___ Excerpted data
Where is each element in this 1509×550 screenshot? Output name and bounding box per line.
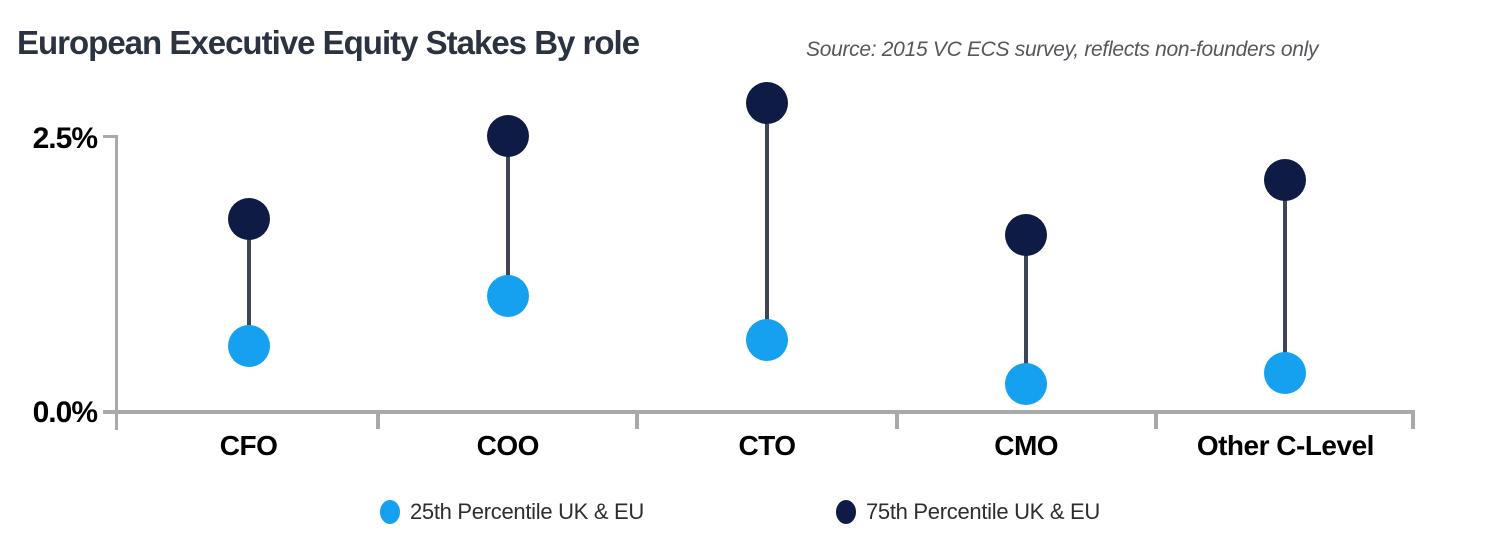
x-axis-label: Other C-Level <box>1196 430 1375 461</box>
dot-75th-percentile <box>1005 214 1048 257</box>
connector-line <box>765 102 769 341</box>
dot-75th-percentile <box>486 115 529 157</box>
legend-marker-25th-icon <box>380 500 400 524</box>
y-axis-tick-label-bottom: 0.0% <box>32 396 98 429</box>
dot-75th-percentile <box>1264 159 1307 202</box>
legend-marker-75th-icon <box>836 500 856 524</box>
dot-25th-percentile <box>486 275 529 318</box>
x-axis-label: COO <box>476 430 540 461</box>
chart-title: European Executive Equity Stakes By role <box>17 24 640 61</box>
x-axis-label: CMO <box>994 430 1059 461</box>
dot-75th-percentile <box>746 81 788 124</box>
y-axis-tick-label-top: 2.5% <box>32 122 98 155</box>
x-axis-tick-mark <box>376 411 381 429</box>
legend-label-25th: 25th Percentile UK & EU <box>410 499 644 524</box>
x-axis-tick-mark <box>894 411 899 429</box>
legend-item-75th-percentile: 75th Percentile UK & EU <box>836 499 1100 525</box>
dot-75th-percentile <box>227 197 270 240</box>
x-axis-tick-mark <box>635 411 640 429</box>
dot-25th-percentile <box>1264 352 1307 395</box>
x-axis-label: CTO <box>738 430 796 461</box>
x-axis-tick-mark-end <box>1411 411 1415 429</box>
dot-25th-percentile <box>227 324 270 367</box>
y-axis-line <box>115 135 118 430</box>
connector-line <box>1283 180 1288 374</box>
dot-25th-percentile <box>1005 363 1048 406</box>
source-note: Source: 2015 VC ECS survey, reflects non… <box>806 38 1319 61</box>
connector-line <box>505 136 510 297</box>
connector-line <box>1024 235 1029 385</box>
dot-25th-percentile <box>746 319 788 362</box>
x-axis-line <box>103 410 1415 414</box>
y-axis-tick-mark-top <box>103 135 118 138</box>
x-axis-tick-mark <box>1153 411 1158 429</box>
legend-item-25th-percentile: 25th Percentile UK & EU <box>380 499 644 525</box>
legend-label-75th: 75th Percentile UK & EU <box>866 499 1100 524</box>
x-axis-label: CFO <box>219 430 278 461</box>
connector-line <box>246 218 251 346</box>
______
> _Exercise goal_: Write out the lines of the records above without any changes, from the line with "x-axis-label: Other C-Level" to the line with "y-axis-tick-label-top: 2.5% <box>32", including both of those lines.

> _Result of this task_:
x-axis-label: Other C-Level <box>1196 430 1375 461</box>
dot-75th-percentile <box>1005 214 1048 257</box>
connector-line <box>765 102 769 341</box>
dot-75th-percentile <box>486 115 529 157</box>
legend-marker-25th-icon <box>380 500 400 524</box>
y-axis-tick-label-bottom: 0.0% <box>32 396 98 429</box>
dot-75th-percentile <box>1264 159 1307 202</box>
legend-marker-75th-icon <box>836 500 856 524</box>
dot-25th-percentile <box>486 275 529 318</box>
x-axis-label: COO <box>476 430 540 461</box>
chart-title: European Executive Equity Stakes By role <box>17 24 640 61</box>
x-axis-label: CMO <box>994 430 1059 461</box>
dot-75th-percentile <box>746 81 788 124</box>
y-axis-tick-label-top: 2.5% <box>32 122 98 155</box>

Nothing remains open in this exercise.